§ **EXTRACTED ENTRIES**:
■ ■ ■ ■ ■

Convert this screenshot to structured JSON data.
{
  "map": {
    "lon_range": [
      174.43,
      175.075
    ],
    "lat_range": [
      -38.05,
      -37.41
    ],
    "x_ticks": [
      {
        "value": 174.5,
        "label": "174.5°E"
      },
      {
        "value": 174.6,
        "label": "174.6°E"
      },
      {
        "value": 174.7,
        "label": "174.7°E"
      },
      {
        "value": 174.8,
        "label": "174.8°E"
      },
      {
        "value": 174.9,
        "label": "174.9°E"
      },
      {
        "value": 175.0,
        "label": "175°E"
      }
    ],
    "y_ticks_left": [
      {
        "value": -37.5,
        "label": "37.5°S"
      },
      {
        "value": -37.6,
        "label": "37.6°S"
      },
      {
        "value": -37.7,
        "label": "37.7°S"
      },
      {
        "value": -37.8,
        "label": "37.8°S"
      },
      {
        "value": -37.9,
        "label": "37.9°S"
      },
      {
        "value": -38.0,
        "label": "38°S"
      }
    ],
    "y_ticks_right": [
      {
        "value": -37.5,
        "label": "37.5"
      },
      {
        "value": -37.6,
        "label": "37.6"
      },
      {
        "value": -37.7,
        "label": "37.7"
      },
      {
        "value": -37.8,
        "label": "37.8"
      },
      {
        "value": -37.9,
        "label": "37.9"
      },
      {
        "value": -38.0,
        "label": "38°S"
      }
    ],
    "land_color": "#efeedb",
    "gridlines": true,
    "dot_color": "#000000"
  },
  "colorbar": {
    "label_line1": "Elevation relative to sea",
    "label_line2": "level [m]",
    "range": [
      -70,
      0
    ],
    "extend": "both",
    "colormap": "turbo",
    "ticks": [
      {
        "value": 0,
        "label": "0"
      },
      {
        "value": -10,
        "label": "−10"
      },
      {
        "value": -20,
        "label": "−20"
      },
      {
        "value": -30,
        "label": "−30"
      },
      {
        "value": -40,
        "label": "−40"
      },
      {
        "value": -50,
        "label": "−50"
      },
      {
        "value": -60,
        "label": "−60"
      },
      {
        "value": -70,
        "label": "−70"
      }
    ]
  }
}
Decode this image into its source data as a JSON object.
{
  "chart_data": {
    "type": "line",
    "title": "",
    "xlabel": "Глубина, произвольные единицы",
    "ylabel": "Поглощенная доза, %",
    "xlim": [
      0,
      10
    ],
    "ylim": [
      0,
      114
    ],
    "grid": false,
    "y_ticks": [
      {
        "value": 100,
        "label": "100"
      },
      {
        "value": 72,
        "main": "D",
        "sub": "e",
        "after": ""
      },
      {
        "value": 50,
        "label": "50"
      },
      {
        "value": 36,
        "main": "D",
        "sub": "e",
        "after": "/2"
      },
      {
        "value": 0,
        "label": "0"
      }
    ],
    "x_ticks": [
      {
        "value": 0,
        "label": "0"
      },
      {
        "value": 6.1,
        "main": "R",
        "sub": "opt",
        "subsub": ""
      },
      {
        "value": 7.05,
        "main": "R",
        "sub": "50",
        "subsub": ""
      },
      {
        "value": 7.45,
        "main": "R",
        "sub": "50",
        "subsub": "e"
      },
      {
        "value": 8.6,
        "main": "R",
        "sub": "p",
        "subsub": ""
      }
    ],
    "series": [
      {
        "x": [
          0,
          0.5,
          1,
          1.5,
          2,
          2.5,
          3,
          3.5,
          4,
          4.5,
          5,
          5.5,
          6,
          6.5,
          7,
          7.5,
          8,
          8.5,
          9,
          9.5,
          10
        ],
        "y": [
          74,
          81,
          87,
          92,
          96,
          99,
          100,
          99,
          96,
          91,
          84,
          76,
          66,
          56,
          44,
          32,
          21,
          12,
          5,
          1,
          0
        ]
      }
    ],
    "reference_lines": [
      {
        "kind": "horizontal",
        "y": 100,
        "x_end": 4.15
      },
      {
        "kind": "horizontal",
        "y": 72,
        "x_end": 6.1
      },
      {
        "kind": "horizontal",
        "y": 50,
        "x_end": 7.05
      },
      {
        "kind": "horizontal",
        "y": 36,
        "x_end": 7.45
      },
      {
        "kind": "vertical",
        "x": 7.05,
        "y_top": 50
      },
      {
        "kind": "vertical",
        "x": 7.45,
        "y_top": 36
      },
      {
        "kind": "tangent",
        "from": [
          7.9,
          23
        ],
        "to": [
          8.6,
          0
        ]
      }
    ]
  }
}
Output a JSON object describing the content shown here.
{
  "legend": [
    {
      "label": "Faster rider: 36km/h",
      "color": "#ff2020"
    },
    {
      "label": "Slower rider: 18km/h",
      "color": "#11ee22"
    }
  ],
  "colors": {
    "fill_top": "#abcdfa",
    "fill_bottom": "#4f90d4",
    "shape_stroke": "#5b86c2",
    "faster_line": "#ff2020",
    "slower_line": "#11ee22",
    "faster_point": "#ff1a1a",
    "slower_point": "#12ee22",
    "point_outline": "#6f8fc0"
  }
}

■ ■ ■ ■ ■

§ **WORK REQUIRED**:
Repeat the material above in full, exactly as it stands.

§ **OUTPUT FOR THIS TASK**:
Convert this screenshot to structured JSON data.
{
  "map": {
    "lon_range": [
      174.43,
      175.075
    ],
    "lat_range": [
      -38.05,
      -37.41
    ],
    "x_ticks": [
      {
        "value": 174.5,
        "label": "174.5°E"
      },
      {
        "value": 174.6,
        "label": "174.6°E"
      },
      {
        "value": 174.7,
        "label": "174.7°E"
      },
      {
        "value": 174.8,
        "label": "174.8°E"
      },
      {
        "value": 174.9,
        "label": "174.9°E"
      },
      {
        "value": 175.0,
        "label": "175°E"
      }
    ],
    "y_ticks_left": [
      {
        "value": -37.5,
        "label": "37.5°S"
      },
      {
        "value": -37.6,
        "label": "37.6°S"
      },
      {
        "value": -37.7,
        "label": "37.7°S"
      },
      {
        "value": -37.8,
        "label": "37.8°S"
      },
      {
        "value": -37.9,
        "label": "37.9°S"
      },
      {
        "value": -38.0,
        "label": "38°S"
      }
    ],
    "y_ticks_right": [
      {
        "value": -37.5,
        "label": "37.5"
      },
      {
        "value": -37.6,
        "label": "37.6"
      },
      {
        "value": -37.7,
        "label": "37.7"
      },
      {
        "value": -37.8,
        "label": "37.8"
      },
      {
        "value": -37.9,
        "label": "37.9"
      },
      {
        "value": -38.0,
        "label": "38°S"
      }
    ],
    "land_color": "#efeedb",
    "gridlines": true,
    "dot_color": "#000000"
  },
  "colorbar": {
    "label_line1": "Elevation relative to sea",
    "label_line2": "level [m]",
    "range": [
      -70,
      0
    ],
    "extend": "both",
    "colormap": "turbo",
    "ticks": [
      {
        "value": 0,
        "label": "0"
      },
      {
        "value": -10,
        "label": "−10"
      },
      {
        "value": -20,
        "label": "−20"
      },
      {
        "value": -30,
        "label": "−30"
      },
      {
        "value": -40,
        "label": "−40"
      },
      {
        "value": -50,
        "label": "−50"
      },
      {
        "value": -60,
        "label": "−60"
      },
      {
        "value": -70,
        "label": "−70"
      }
    ]
  }
}
Decode this image into its source data as a JSON object.
{
  "chart_data": {
    "type": "line",
    "title": "",
    "xlabel": "Глубина, произвольные единицы",
    "ylabel": "Поглощенная доза, %",
    "xlim": [
      0,
      10
    ],
    "ylim": [
      0,
      114
    ],
    "grid": false,
    "y_ticks": [
      {
        "value": 100,
        "label": "100"
      },
      {
        "value": 72,
        "main": "D",
        "sub": "e",
        "after": ""
      },
      {
        "value": 50,
        "label": "50"
      },
      {
        "value": 36,
        "main": "D",
        "sub": "e",
        "after": "/2"
      },
      {
        "value": 0,
        "label": "0"
      }
    ],
    "x_ticks": [
      {
        "value": 0,
        "label": "0"
      },
      {
        "value": 6.1,
        "main": "R",
        "sub": "opt",
        "subsub": ""
      },
      {
        "value": 7.05,
        "main": "R",
        "sub": "50",
        "subsub": ""
      },
      {
        "value": 7.45,
        "main": "R",
        "sub": "50",
        "subsub": "e"
      },
      {
        "value": 8.6,
        "main": "R",
        "sub": "p",
        "subsub": ""
      }
    ],
    "series": [
      {
        "x": [
          0,
          0.5,
          1,
          1.5,
          2,
          2.5,
          3,
          3.5,
          4,
          4.5,
          5,
          5.5,
          6,
          6.5,
          7,
          7.5,
          8,
          8.5,
          9,
          9.5,
          10
        ],
        "y": [
          74,
          81,
          87,
          92,
          96,
          99,
          100,
          99,
          96,
          91,
          84,
          76,
          66,
          56,
          44,
          32,
          21,
          12,
          5,
          1,
          0
        ]
      }
    ],
    "reference_lines": [
      {
        "kind": "horizontal",
        "y": 100,
        "x_end": 4.15
      },
      {
        "kind": "horizontal",
        "y": 72,
        "x_end": 6.1
      },
      {
        "kind": "horizontal",
        "y": 50,
        "x_end": 7.05
      },
      {
        "kind": "horizontal",
        "y": 36,
        "x_end": 7.45
      },
      {
        "kind": "vertical",
        "x": 7.05,
        "y_top": 50
      },
      {
        "kind": "vertical",
        "x": 7.45,
        "y_top": 36
      },
      {
        "kind": "tangent",
        "from": [
          7.9,
          23
        ],
        "to": [
          8.6,
          0
        ]
      }
    ]
  }
}
Output a JSON object describing the content shown here.
{
  "legend": [
    {
      "label": "Faster rider: 36km/h",
      "color": "#ff2020"
    },
    {
      "label": "Slower rider: 18km/h",
      "color": "#11ee22"
    }
  ],
  "colors": {
    "fill_top": "#abcdfa",
    "fill_bottom": "#4f90d4",
    "shape_stroke": "#5b86c2",
    "faster_line": "#ff2020",
    "slower_line": "#11ee22",
    "faster_point": "#ff1a1a",
    "slower_point": "#12ee22",
    "point_outline": "#6f8fc0"
  }
}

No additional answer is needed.